* **What is expected**:
Pictures stay out of your copy, but everything else in the records below must be repeated exactly.

* **Given data**:
------------------------------

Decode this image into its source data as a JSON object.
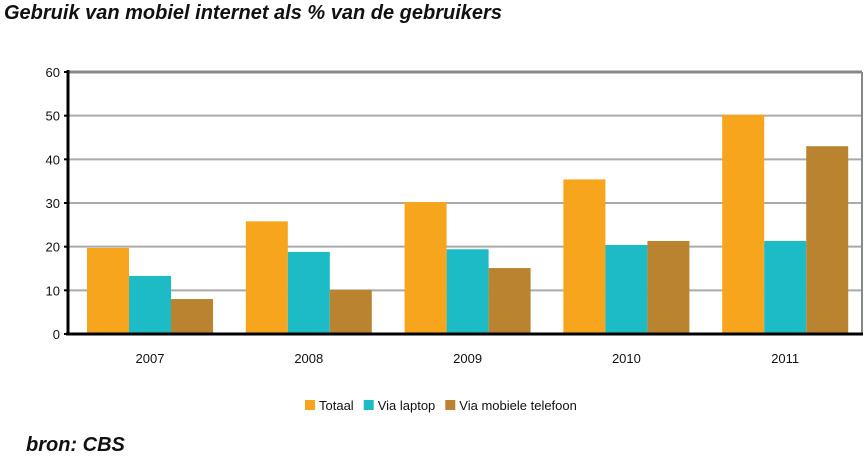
{
  "chart_data": {
    "type": "bar",
    "title": "Gebruik van mobiel internet als % van de gebruikers",
    "xlabel": "",
    "ylabel": "",
    "categories": [
      "2007",
      "2008",
      "2009",
      "2010",
      "2011"
    ],
    "series": [
      {
        "name": "Totaal",
        "color": "#F7A51D",
        "values": [
          19.7,
          25.8,
          30.2,
          35.4,
          50.2
        ]
      },
      {
        "name": "Via laptop",
        "color": "#1DBBC6",
        "values": [
          13.3,
          18.8,
          19.4,
          20.4,
          21.3
        ]
      },
      {
        "name": "Via mobiele telefoon",
        "color": "#B98330",
        "values": [
          8.0,
          10.1,
          15.1,
          21.3,
          43.0
        ]
      }
    ],
    "ylim": [
      0,
      60
    ],
    "yticks": [
      0,
      10,
      20,
      30,
      40,
      50,
      60
    ],
    "grid": true,
    "legend_position": "bottom"
  },
  "source": "bron: CBS"
}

------------------------------

* **Task response**:
Decode this image into its source data as a JSON object.
{
  "chart_data": {
    "type": "bar",
    "title": "Gebruik van mobiel internet als % van de gebruikers",
    "xlabel": "",
    "ylabel": "",
    "categories": [
      "2007",
      "2008",
      "2009",
      "2010",
      "2011"
    ],
    "series": [
      {
        "name": "Totaal",
        "color": "#F7A51D",
        "values": [
          19.7,
          25.8,
          30.2,
          35.4,
          50.2
        ]
      },
      {
        "name": "Via laptop",
        "color": "#1DBBC6",
        "values": [
          13.3,
          18.8,
          19.4,
          20.4,
          21.3
        ]
      },
      {
        "name": "Via mobiele telefoon",
        "color": "#B98330",
        "values": [
          8.0,
          10.1,
          15.1,
          21.3,
          43.0
        ]
      }
    ],
    "ylim": [
      0,
      60
    ],
    "yticks": [
      0,
      10,
      20,
      30,
      40,
      50,
      60
    ],
    "grid": true,
    "legend_position": "bottom"
  },
  "source": "bron: CBS"
}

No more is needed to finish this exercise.